## RECORD SET:
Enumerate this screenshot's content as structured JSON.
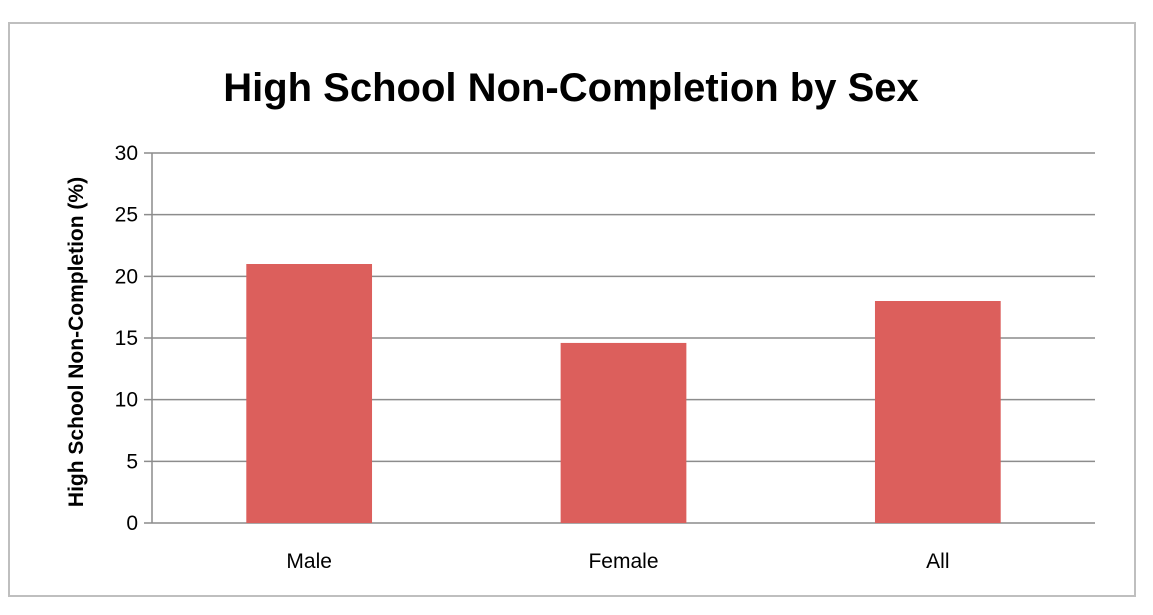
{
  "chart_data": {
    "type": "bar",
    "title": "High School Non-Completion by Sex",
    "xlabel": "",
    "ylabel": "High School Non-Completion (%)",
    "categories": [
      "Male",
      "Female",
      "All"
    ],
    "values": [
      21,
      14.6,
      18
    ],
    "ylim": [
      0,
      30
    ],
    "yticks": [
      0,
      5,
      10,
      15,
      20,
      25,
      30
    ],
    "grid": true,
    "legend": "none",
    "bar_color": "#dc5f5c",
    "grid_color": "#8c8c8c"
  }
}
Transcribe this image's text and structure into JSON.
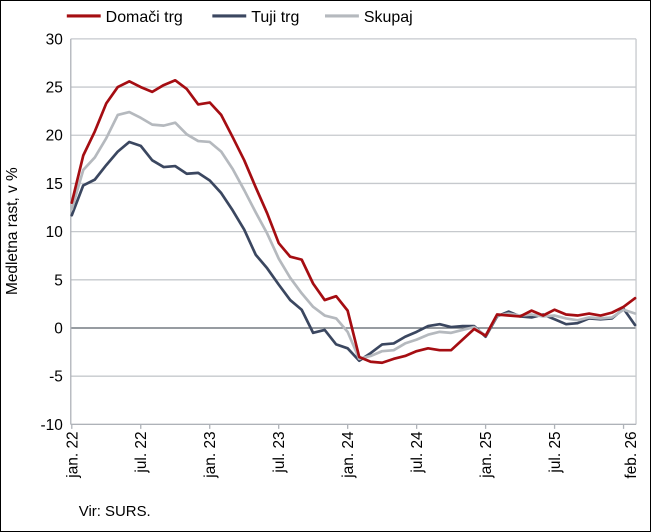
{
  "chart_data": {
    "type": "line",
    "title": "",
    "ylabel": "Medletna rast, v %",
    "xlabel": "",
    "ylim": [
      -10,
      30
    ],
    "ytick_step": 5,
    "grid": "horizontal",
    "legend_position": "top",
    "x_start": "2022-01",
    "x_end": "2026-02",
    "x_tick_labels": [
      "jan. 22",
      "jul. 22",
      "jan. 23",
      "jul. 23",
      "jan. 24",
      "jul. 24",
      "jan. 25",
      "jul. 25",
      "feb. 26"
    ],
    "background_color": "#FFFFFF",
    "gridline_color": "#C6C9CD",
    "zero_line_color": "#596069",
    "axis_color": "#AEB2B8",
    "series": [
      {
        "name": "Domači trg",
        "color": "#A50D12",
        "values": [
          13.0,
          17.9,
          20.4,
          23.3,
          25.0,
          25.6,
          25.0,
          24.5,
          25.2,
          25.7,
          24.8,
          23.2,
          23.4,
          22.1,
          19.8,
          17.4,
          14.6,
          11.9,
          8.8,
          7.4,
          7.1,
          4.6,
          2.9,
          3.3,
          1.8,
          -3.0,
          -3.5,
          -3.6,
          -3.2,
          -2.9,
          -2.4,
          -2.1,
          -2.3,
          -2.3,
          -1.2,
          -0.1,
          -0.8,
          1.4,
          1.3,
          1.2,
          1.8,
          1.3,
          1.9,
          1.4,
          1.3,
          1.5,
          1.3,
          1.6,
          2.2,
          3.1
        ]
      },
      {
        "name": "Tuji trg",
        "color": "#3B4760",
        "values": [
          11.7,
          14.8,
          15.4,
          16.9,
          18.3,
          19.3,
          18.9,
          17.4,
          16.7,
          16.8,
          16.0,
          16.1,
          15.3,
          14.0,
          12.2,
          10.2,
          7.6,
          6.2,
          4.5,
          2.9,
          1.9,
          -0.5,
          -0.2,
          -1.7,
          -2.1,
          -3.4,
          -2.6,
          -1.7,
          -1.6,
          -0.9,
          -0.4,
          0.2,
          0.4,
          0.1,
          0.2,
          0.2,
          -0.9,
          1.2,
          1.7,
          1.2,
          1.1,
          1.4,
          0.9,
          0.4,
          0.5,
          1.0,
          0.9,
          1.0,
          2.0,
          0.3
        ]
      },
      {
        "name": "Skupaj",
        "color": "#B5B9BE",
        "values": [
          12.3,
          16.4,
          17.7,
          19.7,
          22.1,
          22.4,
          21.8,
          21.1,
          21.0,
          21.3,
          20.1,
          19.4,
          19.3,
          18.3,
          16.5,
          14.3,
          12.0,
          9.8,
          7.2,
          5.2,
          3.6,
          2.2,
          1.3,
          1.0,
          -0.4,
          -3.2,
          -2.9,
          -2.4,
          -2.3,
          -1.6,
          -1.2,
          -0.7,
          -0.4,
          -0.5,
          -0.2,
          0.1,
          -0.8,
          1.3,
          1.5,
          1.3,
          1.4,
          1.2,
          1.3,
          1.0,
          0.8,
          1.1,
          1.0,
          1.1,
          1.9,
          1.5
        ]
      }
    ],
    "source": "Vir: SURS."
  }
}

## REQUIREMENT:
List all lines from the entries that include the word "name".

## SOLVED PROBLEM:
        "name": "Domači trg",
        "name": "Tuji trg",
        "name": "Skupaj",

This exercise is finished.